# [GOAL OF THE EXERCISE]
Bring together all lines of the material below that contain the string "Sessions".

..............................

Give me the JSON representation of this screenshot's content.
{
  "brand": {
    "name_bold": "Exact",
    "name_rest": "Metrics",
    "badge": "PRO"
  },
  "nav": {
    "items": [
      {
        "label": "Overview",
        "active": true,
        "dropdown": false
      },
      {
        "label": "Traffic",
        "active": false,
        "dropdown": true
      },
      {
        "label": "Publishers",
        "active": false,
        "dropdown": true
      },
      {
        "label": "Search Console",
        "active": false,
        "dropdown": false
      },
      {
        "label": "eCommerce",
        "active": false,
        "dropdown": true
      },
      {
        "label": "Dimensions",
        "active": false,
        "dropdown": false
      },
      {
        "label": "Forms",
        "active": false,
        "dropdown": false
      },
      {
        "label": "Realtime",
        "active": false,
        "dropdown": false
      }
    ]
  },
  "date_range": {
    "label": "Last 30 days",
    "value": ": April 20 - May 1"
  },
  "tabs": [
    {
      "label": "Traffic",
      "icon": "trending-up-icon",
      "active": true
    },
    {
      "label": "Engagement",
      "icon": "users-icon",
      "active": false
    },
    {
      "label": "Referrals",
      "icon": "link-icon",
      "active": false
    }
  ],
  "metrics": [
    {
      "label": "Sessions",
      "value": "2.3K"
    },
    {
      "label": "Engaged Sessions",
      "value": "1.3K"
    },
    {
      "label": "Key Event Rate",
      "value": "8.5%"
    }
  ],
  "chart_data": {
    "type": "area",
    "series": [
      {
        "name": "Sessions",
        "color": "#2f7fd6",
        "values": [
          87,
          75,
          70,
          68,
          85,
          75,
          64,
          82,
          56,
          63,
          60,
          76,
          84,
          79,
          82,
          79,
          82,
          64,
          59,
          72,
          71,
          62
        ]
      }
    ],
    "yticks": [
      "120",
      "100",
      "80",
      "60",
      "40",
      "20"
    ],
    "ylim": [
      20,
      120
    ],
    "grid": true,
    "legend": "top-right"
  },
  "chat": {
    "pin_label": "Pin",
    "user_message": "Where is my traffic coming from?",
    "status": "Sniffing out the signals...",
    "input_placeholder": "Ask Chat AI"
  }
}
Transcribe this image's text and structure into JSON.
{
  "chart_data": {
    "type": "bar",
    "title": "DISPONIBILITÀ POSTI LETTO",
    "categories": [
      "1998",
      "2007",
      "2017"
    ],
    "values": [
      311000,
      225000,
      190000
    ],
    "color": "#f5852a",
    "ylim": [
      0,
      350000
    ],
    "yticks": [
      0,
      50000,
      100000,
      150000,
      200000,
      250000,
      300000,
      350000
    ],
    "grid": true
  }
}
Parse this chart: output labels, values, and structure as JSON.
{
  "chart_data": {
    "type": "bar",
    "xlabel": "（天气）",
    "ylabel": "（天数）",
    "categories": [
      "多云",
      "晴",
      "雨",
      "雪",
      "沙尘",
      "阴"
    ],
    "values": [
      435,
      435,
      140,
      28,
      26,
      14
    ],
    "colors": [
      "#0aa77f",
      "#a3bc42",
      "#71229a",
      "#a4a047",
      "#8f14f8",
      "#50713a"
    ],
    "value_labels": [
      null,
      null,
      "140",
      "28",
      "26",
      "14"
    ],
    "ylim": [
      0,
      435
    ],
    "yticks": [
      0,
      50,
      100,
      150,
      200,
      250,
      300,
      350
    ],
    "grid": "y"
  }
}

..............................

# [TASK RESPONSE]
      "label": "Sessions",
      "label": "Engaged Sessions",
        "name": "Sessions",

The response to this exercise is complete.